## EXERCISE DETAILS
Search the material for the string "components", then return every line where it is found.

╔══

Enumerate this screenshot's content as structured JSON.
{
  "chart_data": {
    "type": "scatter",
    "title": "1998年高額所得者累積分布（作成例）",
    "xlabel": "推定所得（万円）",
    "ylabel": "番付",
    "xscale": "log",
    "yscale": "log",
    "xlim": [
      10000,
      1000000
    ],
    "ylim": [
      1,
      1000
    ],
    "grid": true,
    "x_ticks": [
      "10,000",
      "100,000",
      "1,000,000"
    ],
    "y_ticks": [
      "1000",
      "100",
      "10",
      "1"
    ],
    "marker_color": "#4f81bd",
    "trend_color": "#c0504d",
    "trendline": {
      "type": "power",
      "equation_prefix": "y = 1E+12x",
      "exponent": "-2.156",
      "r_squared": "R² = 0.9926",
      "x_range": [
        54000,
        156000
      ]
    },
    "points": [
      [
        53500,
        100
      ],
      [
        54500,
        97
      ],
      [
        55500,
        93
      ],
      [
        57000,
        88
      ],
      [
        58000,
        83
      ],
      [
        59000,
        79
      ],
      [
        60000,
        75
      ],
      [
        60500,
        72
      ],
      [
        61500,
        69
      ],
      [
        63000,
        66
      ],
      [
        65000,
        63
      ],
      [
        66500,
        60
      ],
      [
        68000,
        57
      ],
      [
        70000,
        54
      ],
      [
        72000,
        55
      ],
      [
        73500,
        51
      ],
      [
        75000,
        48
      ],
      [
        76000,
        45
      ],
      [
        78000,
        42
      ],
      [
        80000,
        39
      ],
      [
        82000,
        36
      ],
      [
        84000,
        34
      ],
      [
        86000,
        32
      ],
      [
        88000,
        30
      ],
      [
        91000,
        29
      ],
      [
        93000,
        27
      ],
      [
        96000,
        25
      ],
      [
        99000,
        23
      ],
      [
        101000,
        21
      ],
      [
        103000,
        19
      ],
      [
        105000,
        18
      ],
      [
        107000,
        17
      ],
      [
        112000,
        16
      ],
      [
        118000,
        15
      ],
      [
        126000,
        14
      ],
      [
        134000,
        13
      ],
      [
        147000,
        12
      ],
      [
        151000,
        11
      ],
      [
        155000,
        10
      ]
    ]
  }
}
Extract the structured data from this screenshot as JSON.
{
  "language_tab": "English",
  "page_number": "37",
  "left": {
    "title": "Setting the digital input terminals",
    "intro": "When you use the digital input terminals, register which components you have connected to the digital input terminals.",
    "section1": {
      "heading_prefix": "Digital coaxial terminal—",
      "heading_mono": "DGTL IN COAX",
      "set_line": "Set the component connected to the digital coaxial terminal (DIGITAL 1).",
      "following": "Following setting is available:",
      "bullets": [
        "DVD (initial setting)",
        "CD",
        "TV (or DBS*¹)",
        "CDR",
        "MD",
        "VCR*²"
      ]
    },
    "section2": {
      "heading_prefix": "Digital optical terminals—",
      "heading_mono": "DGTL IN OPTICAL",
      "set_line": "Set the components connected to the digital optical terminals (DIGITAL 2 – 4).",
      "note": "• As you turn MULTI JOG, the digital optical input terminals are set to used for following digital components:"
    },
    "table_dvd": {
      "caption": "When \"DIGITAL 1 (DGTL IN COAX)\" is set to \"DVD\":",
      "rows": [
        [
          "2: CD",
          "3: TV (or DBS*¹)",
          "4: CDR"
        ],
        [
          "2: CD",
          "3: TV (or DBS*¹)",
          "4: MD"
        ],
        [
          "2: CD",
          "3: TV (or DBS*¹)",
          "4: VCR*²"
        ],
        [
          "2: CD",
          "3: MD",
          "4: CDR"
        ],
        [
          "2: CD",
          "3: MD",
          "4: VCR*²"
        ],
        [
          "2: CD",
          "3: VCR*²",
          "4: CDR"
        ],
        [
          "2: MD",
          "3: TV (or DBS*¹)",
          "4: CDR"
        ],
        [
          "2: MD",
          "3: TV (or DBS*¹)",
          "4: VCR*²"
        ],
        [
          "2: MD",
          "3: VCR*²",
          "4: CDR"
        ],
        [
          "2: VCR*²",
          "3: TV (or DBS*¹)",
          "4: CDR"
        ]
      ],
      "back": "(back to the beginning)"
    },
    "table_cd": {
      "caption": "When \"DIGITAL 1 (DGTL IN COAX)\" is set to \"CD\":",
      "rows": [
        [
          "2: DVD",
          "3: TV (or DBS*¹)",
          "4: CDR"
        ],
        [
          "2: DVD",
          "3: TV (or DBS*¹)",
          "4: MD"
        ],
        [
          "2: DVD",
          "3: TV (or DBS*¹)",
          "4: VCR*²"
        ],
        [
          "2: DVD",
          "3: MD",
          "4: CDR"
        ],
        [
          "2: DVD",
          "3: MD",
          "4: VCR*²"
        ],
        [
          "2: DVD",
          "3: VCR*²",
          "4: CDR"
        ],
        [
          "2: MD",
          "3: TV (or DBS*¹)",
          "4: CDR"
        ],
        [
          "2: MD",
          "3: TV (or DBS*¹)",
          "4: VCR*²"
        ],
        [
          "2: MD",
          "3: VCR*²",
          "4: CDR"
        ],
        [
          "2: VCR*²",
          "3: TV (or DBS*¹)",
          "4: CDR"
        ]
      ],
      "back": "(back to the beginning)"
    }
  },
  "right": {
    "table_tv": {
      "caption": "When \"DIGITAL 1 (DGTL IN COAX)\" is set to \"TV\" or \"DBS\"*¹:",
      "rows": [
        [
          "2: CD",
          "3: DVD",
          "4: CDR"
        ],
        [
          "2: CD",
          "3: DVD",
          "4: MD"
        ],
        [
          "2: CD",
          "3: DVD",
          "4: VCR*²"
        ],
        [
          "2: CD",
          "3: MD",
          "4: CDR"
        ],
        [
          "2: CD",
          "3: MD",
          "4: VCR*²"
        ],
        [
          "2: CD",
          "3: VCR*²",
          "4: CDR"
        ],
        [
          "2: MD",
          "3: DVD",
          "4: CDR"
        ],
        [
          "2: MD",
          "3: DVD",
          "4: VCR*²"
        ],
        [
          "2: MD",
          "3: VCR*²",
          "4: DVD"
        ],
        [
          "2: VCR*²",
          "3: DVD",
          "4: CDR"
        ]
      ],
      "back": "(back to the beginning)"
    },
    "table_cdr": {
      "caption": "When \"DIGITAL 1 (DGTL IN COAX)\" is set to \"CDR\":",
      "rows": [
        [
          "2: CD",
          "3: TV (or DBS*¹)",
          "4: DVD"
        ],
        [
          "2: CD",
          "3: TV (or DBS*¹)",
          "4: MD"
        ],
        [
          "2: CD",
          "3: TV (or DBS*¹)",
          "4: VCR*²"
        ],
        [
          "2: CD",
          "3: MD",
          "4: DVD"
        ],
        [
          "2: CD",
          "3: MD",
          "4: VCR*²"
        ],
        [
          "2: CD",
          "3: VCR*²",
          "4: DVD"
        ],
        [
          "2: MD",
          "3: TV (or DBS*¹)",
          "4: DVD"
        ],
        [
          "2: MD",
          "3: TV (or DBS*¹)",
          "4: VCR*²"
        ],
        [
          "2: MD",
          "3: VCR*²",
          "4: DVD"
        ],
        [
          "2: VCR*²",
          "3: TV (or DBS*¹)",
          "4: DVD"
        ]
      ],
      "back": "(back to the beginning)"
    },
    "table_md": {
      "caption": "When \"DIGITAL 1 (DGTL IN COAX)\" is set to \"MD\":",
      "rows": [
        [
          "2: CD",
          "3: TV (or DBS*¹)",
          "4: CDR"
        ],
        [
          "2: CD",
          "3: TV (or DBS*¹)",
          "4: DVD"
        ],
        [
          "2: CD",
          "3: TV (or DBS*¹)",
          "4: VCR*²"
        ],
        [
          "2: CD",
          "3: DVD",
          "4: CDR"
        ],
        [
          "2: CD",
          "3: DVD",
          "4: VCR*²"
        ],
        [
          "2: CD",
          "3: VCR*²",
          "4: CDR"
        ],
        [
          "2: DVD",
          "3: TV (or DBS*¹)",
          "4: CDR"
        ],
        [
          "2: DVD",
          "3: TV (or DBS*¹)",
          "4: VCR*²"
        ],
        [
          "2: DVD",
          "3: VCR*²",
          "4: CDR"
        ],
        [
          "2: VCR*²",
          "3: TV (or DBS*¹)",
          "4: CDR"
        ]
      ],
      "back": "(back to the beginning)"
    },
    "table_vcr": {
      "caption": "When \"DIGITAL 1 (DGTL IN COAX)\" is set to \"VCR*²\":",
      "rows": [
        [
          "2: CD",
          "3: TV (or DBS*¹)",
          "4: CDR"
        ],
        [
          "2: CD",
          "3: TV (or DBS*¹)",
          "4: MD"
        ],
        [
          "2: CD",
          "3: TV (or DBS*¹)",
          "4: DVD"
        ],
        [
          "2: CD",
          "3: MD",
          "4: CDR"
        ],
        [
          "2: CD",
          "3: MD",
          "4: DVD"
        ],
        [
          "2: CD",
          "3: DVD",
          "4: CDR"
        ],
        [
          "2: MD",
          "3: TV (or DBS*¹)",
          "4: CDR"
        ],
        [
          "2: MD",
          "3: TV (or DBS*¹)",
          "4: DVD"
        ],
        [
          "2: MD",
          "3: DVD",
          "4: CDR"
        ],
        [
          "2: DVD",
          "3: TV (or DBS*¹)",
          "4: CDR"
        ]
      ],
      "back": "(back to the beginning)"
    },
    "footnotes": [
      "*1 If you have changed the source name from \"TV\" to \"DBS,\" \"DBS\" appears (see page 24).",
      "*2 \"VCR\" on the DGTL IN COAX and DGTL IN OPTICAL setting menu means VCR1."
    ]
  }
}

╚══

## ANSWER TO THE PROBLEM
    "intro": "When you use the digital input terminals, register which components you have connected to the digital input terminals.",
      "set_line": "Set the components connected to the digital optical terminals (DIGITAL 2 – 4).",
      "note": "• As you turn MULTI JOG, the digital optical input terminals are set to used for following digital components:"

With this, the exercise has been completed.